Exercise. Copy the ClassPass article below word for word, from start to finish.

Source text.
════════════════

ClassPass started as a way for fitness-minded consumers to book classes across studios. But the wellness platform has found another line of business: corporate deals adding ClassPass to employee benefits packages.

In the past six months, ClassPass’s corporate business has “quintupled,” according to CEO Fritz Lanman. “We believe it’s the first corporate wellness program that aligns incentives between the corporate [human resources] team, the provider, and the studios,” he says. “We make more money if people work out more.”

Founded by Payal Kadakia in 2013, ClassPass says it will offer its service—which charges consumers a monthly fee to attend fitness classes or wellness activities in a variety of different studios—in 30 countries by the end of the year, up from just four in mid-2018. As part of this period of growth, ClassPass began piloting its corporate wellness program a year ago. Companies signed on so far include Etsy, Facebook, Gatorade, Glossier, Google, Morgan Stanley, Southwest Airlines, and Under Armour.

The company is diving into the market at an opportune time. This summer, consumers launched boycotts of SoulCycle and Equinox—a popular corporate gym membership offering—when investor Stephen Ross held a re-election fundraiser for President Trump. Analysis of SoulCycle booking records found that attendance declined between 6% and 7.5% in the weeks following the boycott.

Lanman declined to comment on how the boycotts of ClassPass’s competitors (SoulCycle doesn’t offer its classes through the platform) affected the company’s business, but says, “What we learned from the Equinox debacle is that customers do care.”

════════════════

Page segmentation data
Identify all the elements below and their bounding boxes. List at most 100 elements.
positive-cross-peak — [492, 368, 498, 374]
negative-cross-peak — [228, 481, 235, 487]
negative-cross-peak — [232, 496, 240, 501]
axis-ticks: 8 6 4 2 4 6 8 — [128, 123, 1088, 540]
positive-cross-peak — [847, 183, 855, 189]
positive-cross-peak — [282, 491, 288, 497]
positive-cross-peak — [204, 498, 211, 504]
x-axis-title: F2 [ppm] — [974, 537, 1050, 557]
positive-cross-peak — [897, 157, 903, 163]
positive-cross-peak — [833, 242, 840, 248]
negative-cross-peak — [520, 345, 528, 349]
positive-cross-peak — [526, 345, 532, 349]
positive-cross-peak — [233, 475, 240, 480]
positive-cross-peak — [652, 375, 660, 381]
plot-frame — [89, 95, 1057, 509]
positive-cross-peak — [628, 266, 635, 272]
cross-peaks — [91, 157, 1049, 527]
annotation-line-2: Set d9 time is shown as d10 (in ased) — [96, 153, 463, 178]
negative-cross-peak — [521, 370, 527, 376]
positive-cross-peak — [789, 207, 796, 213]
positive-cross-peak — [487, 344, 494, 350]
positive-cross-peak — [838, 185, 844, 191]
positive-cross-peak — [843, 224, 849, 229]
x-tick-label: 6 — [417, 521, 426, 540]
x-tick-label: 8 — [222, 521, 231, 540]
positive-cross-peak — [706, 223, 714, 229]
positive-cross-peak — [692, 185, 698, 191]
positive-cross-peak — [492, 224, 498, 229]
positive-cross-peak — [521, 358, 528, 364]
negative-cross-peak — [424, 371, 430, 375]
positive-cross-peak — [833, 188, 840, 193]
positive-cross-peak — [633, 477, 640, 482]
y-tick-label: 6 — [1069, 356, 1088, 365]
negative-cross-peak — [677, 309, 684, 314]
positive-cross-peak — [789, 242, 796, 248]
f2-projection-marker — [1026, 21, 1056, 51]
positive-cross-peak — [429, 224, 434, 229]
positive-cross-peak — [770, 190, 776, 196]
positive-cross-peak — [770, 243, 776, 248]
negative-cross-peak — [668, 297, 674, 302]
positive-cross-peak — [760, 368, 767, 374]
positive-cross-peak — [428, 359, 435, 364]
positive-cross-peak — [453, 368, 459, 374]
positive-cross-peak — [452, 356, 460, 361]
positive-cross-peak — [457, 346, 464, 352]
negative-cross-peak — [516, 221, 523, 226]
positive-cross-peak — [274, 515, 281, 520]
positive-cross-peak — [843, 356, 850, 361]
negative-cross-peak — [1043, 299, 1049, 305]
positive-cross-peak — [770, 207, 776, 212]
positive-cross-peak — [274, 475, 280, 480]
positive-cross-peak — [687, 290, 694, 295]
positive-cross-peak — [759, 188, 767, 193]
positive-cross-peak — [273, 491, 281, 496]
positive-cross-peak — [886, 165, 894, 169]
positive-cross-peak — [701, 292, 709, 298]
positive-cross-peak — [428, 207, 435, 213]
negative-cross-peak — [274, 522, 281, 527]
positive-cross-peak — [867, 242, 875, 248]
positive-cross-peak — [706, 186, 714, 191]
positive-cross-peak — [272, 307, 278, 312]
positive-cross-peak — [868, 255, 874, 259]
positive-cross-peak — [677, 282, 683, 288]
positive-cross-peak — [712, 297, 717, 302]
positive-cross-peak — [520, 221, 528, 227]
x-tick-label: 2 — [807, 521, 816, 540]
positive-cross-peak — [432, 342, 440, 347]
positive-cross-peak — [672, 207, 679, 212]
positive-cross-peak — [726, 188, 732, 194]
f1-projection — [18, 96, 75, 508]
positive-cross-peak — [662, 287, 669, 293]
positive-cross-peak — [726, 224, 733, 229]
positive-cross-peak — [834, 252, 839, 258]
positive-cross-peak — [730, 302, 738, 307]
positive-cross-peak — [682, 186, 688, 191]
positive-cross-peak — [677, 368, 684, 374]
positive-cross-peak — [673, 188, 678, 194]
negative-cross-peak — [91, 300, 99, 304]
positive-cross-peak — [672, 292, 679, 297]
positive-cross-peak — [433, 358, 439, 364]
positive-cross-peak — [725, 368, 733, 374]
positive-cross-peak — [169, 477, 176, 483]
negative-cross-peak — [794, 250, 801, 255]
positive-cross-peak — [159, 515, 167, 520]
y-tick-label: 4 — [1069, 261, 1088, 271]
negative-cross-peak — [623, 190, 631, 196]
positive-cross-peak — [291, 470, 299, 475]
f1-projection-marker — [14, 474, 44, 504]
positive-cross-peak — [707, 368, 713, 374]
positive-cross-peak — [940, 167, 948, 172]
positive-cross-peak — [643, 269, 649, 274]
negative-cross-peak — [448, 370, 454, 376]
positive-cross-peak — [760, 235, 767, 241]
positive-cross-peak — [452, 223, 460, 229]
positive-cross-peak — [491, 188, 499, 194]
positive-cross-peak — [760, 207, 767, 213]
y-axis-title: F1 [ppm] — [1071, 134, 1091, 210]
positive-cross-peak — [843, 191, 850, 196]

════════════════

Exercise output.
ClassPass started as a way for fitness-minded consumers to book classes across studios. But the wellness platform has found another line of business: corporate deals adding ClassPass to employee benefits packages.

In the past six months, ClassPass’s corporate business has “quintupled,” according to CEO Fritz Lanman. “We believe it’s the first corporate wellness program that aligns incentives between the corporate [human resources] team, the provider, and the studios,” he says. “We make more money if people work out more.”

Founded by Payal Kadakia in 2013, ClassPass says it will offer its service—which charges consumers a monthly fee to attend fitness classes or wellness activities in a variety of different studios—in 30 countries by the end of the year, up from just four in mid-2018. As part of this period of growth, ClassPass began piloting its corporate wellness program a year ago. Companies signed on so far include Etsy, Facebook, Gatorade, Glossier, Google, Morgan Stanley, Southwest Airlines, and Under Armour.

The company is diving into the market at an opportune time. This summer, consumers launched boycotts of SoulCycle and Equinox—a popular corporate gym membership offering—when investor Stephen Ross held a re-election fundraiser for President Trump. Analysis of SoulCycle booking records found that attendance declined between 6% and 7.5% in the weeks following the boycott.

Lanman declined to comment on how the boycotts of ClassPass’s competitors (SoulCycle doesn’t offer its classes through the platform) affected the company’s business, but says, “What we learned from the Equinox debacle is that customers do care.”